### PROBLEM TO SOLVE
Return every record exactly as written.

[Items from a figure collection]
◆ ◆ ◆ ◆ ◆ ◆ ◆

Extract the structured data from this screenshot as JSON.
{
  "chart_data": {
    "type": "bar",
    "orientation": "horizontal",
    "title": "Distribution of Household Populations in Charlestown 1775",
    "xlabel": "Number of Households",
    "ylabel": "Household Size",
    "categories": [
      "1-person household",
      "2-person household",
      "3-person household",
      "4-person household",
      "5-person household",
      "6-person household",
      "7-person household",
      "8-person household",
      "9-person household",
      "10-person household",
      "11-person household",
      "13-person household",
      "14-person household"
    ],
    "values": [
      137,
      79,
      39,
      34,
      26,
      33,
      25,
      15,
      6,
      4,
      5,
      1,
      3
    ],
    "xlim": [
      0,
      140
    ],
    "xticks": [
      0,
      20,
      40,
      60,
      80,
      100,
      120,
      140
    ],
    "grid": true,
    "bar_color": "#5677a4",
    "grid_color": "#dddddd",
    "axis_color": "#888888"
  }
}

◆ ◆ ◆ ◆ ◆ ◆ ◆

### TASK OUTPUT
Extract the structured data from this screenshot as JSON.
{
  "chart_data": {
    "type": "bar",
    "orientation": "horizontal",
    "title": "Distribution of Household Populations in Charlestown 1775",
    "xlabel": "Number of Households",
    "ylabel": "Household Size",
    "categories": [
      "1-person household",
      "2-person household",
      "3-person household",
      "4-person household",
      "5-person household",
      "6-person household",
      "7-person household",
      "8-person household",
      "9-person household",
      "10-person household",
      "11-person household",
      "13-person household",
      "14-person household"
    ],
    "values": [
      137,
      79,
      39,
      34,
      26,
      33,
      25,
      15,
      6,
      4,
      5,
      1,
      3
    ],
    "xlim": [
      0,
      140
    ],
    "xticks": [
      0,
      20,
      40,
      60,
      80,
      100,
      120,
      140
    ],
    "grid": true,
    "bar_color": "#5677a4",
    "grid_color": "#dddddd",
    "axis_color": "#888888"
  }
}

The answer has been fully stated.